» Work instructions
Please answer these questions from the text on Penicillium duclauxii:
1. Which two compounds does the species produce?
2. What diameter do colonies on CYA reach by day 7?
3. What shape are the conidia?

» Excerpt
☆ ☆ ☆ ☆ ☆ ☆ ☆
Penicillium duclauxii

Scientific classification
- Domain: Eukaryota
- Kingdom: Fungi
- Division: Ascomycota
- Class: Eurotiomycetes
- Order: Eurotiales
- Family: Aspergillaceae
- Genus: Penicillium
- Species: P. duclauxii
- Binomial name: Penicillium duclauxii Delacroix, E.G. 1891
- Type strain: ATCC 10439, CBS 322.48, IMI 040044, MUCL 28672, NRRL 1030
- Synonyms: Talaromyces duclauxii

= Penicillium duclauxii =

- Genus: Penicillium
- Species: duclauxii
- Authority: Delacroix, E.G. 1891
- Synonyms: Talaromyces duclauxii

Species of fungus

Penicillium duclauxii is an anamorph species of the genus of Penicillium which produces xenoclauxin and duclauxin.

==Description==
Colonies on CYA on day 7 are 2.5–3 cm in diameter, somewhat radially striated, with white and yellow mycelium, fluffy, with synnemes, non-spore-bearing or weakly spore-bearing. There is no exudate. The reverse of the colonies is olive-brown in the center, to corn-yellow along the edge. A yellow soluble pigment is released into the medium.

On agar with malt extract (MEA), colonies are with white mycelium, velvety, with synnemes along the edges, with sparse sporulation in gray-green tones. Exudate and soluble pigment are not released. The reverse is brown, brown-yellow closer to the edge.

On agar with yeast extract and sucrose (YES), colonies with white mycelium, concentric-striated, non-spore-bearing. Soluble pigment is not released, the reverse of the colonies is olive-brown, up to gray-yellow along the edges.

Conidiophores are two-tiered tassels with a smooth-walled stem 15–50 μm long and 3–4 μm thick. Metules in the terminal whorl are 2–6, divergent, 8.5–15 μm long. Phialides are needle-shaped, 3–8 in a bundle, 9–15 × 2–3.5 μm. Conidia are ellipsoidal, smooth to barely rough, 3–4 × 1.5–3.5 μm.
☆ ☆ ☆ ☆ ☆ ☆ ☆
» Given data
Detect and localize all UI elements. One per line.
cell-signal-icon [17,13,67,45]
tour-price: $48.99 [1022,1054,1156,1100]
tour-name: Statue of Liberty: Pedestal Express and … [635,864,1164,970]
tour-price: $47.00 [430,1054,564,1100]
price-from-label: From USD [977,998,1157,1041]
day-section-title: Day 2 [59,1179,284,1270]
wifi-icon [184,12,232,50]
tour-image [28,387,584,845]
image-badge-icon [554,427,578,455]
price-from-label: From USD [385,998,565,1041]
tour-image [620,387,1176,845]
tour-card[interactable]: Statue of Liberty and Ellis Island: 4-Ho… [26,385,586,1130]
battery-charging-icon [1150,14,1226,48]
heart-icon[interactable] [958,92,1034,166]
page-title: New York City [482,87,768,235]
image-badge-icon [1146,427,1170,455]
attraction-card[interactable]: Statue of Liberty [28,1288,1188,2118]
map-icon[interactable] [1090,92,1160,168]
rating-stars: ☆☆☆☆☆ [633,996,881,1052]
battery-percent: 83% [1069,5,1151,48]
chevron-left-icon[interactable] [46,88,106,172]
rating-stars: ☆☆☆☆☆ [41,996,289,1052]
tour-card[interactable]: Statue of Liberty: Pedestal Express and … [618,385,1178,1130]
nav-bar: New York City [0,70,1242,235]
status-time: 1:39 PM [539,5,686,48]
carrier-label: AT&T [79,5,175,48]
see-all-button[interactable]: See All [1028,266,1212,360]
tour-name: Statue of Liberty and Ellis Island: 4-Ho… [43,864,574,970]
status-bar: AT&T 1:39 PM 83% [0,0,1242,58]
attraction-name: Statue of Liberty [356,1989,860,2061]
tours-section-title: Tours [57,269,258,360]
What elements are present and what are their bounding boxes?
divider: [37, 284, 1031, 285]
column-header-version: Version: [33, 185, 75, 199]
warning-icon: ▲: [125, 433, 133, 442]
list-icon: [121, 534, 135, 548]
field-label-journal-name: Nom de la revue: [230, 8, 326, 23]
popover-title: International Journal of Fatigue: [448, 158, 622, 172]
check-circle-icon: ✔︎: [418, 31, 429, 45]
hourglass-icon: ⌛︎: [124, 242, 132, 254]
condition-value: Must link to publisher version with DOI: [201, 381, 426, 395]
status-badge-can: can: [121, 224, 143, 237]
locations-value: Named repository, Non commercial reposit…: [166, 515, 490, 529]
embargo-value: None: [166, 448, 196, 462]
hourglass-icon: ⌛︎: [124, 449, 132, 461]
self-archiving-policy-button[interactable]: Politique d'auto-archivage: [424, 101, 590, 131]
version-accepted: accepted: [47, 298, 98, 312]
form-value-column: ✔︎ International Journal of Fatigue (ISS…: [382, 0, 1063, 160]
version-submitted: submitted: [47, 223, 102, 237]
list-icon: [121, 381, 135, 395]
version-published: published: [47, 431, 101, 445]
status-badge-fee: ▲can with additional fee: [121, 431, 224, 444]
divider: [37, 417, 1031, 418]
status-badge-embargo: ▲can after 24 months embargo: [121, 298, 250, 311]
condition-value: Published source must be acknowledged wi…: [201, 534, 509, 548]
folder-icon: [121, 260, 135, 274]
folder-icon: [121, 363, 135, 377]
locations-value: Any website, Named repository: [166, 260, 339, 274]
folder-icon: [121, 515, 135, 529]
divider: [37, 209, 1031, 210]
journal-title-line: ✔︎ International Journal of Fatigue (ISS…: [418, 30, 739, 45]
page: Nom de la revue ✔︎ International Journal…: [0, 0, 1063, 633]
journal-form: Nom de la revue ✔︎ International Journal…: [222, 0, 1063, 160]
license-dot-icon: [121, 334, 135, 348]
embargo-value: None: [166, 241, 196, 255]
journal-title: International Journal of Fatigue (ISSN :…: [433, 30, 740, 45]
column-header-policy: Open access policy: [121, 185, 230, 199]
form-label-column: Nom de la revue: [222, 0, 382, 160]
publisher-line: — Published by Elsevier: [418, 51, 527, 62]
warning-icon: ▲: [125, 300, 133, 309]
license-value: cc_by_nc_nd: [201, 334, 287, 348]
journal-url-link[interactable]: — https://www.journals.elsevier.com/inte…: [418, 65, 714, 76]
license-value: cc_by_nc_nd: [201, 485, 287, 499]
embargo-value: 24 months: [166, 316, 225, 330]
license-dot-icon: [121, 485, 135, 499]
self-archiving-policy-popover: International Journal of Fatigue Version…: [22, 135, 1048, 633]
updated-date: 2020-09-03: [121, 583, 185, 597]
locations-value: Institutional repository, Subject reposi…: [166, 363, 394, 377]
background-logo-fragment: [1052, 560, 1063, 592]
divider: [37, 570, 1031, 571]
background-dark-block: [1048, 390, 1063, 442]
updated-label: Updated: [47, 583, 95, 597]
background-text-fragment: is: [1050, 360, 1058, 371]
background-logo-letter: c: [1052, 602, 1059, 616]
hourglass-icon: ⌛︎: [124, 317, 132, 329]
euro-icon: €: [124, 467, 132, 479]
☆ ☆ ☆ ☆ ☆ ☆ ☆
» Solution to this task
1. Xenoclauxin and duclauxin
2. 2.5–3 cm
3. Ellipsoidal